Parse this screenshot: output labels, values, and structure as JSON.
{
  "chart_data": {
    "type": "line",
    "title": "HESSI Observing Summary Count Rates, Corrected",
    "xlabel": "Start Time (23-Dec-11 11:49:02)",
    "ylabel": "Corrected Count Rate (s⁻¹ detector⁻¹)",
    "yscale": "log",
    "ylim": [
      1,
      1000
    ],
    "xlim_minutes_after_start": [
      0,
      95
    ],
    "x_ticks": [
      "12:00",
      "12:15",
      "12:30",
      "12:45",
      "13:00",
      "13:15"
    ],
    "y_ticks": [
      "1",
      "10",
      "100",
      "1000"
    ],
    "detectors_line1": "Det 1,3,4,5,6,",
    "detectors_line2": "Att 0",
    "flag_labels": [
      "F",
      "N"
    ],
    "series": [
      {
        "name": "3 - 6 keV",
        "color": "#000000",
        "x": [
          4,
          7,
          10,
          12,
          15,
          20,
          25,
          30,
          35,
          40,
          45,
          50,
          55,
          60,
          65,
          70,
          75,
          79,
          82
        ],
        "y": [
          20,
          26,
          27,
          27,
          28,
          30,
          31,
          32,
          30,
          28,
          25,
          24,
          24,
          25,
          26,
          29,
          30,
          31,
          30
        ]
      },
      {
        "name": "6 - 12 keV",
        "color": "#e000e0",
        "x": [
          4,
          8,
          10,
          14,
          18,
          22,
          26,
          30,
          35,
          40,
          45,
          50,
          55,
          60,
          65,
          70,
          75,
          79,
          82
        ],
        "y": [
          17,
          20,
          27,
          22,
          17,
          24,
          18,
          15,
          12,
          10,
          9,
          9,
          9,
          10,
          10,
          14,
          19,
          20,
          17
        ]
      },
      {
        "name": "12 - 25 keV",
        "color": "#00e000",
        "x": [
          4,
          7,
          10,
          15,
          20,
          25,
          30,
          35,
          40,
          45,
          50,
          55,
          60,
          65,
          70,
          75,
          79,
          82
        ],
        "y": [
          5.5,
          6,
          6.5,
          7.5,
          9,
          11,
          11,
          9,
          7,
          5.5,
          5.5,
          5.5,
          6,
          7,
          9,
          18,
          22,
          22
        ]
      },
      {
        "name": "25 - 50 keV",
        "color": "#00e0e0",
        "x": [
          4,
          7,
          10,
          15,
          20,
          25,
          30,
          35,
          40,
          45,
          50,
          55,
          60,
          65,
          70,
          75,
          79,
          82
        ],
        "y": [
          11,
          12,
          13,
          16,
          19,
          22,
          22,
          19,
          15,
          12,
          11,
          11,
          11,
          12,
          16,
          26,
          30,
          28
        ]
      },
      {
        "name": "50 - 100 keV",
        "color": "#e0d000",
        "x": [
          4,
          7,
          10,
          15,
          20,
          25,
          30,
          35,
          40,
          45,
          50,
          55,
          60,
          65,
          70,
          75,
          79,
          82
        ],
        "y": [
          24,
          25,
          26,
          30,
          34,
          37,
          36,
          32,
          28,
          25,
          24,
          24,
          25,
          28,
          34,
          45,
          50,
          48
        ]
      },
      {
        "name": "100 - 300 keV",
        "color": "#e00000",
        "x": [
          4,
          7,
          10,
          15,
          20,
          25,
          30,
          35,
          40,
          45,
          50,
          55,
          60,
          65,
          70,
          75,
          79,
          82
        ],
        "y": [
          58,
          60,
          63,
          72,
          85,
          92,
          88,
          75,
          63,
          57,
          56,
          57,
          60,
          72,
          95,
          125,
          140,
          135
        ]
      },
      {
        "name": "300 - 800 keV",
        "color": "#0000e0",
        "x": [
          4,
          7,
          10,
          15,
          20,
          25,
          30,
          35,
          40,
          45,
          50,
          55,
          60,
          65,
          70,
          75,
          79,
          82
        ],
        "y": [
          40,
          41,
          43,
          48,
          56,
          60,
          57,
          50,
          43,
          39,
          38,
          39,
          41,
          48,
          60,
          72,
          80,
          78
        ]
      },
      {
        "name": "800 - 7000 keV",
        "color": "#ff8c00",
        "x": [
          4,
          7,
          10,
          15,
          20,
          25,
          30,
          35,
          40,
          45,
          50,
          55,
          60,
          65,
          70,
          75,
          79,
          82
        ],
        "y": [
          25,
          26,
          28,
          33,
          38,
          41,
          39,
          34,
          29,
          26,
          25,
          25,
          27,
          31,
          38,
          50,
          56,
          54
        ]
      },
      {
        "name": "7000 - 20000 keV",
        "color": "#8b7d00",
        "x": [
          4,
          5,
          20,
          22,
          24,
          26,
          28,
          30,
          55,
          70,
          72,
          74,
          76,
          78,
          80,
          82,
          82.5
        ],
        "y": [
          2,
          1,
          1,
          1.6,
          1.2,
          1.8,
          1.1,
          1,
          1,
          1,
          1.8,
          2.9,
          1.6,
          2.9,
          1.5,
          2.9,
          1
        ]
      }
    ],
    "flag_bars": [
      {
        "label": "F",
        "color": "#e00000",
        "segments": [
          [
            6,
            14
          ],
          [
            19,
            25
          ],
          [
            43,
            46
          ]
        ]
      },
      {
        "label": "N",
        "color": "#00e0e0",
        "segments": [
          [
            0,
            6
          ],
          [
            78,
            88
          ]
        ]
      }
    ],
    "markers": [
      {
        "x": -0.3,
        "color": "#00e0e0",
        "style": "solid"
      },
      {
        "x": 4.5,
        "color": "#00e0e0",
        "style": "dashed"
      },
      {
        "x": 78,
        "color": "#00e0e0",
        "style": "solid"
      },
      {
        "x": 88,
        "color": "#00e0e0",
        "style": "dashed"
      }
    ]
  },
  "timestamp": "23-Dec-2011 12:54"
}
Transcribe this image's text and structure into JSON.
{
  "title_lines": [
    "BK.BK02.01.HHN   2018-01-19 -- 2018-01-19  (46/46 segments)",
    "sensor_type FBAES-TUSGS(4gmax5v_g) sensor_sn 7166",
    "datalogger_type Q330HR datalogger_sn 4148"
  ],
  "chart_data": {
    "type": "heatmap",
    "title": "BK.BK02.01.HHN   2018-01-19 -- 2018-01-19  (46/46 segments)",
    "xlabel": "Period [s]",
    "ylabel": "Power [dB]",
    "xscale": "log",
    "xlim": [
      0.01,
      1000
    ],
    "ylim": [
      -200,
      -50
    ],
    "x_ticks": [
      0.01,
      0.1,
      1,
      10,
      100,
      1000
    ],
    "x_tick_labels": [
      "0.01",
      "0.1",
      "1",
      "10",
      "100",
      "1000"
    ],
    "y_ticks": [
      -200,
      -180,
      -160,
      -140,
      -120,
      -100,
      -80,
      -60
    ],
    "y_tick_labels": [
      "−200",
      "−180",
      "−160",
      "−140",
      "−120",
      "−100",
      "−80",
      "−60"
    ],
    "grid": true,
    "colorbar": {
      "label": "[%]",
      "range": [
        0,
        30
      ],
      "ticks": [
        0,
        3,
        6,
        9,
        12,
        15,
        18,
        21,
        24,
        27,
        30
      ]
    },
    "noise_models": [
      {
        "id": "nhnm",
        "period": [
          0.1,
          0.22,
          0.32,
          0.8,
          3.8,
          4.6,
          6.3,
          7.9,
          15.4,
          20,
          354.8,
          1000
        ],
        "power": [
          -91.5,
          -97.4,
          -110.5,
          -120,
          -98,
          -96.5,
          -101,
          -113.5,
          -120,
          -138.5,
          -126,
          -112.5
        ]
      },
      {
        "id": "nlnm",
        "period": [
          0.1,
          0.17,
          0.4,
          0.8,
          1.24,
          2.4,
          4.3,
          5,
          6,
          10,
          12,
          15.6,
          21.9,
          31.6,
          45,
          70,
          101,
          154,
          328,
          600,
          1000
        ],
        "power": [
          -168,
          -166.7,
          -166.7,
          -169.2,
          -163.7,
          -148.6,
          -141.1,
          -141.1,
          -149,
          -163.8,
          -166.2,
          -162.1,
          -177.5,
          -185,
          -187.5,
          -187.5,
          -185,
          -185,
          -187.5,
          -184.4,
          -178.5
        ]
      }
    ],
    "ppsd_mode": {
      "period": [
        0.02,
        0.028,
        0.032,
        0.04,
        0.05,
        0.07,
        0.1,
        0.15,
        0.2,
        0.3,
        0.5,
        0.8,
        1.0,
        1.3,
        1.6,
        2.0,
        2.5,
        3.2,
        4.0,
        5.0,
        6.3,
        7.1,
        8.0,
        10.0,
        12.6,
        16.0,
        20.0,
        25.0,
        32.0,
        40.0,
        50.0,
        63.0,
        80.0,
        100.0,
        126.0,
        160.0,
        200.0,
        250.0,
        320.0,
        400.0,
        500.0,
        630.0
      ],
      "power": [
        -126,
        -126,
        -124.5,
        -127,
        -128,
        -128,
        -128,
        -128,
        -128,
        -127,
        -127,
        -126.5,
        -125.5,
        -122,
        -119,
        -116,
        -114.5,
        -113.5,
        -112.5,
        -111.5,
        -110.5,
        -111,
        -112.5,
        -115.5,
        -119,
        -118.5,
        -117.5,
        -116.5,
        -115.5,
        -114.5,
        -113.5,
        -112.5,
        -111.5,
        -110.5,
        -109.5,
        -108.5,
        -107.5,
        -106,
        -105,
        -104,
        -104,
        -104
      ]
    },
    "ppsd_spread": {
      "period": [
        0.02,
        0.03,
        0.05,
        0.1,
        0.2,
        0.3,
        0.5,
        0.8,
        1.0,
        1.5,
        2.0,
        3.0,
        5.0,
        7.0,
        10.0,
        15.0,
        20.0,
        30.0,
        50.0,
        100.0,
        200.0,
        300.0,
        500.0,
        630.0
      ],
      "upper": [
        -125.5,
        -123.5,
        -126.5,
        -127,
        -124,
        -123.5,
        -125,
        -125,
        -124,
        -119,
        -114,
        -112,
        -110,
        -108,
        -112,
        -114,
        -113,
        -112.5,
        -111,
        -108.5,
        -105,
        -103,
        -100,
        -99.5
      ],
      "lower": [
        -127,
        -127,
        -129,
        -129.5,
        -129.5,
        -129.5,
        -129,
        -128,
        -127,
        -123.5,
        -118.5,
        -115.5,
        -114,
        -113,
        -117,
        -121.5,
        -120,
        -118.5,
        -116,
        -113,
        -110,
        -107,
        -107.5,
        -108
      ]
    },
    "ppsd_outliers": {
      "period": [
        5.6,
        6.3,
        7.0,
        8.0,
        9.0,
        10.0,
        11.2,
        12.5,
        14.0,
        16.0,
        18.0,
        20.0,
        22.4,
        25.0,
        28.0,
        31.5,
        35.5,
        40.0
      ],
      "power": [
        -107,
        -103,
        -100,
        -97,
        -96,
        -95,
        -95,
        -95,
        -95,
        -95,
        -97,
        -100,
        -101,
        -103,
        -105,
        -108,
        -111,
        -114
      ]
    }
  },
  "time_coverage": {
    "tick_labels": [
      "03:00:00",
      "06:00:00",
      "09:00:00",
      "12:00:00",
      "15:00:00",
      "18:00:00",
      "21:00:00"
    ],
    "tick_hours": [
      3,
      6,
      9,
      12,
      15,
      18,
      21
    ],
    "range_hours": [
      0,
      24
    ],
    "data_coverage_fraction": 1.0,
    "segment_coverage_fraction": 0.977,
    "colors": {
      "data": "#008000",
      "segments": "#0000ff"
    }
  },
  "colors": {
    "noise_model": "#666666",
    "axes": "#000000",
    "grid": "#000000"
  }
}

- - -

■ **Stated task**
Identify every line above that includes the word "ylabel", and show those lines.

■ **Task result**
    "ylabel": "Corrected Count Rate (s⁻¹ detector⁻¹)",
    "ylabel": "Power [dB]",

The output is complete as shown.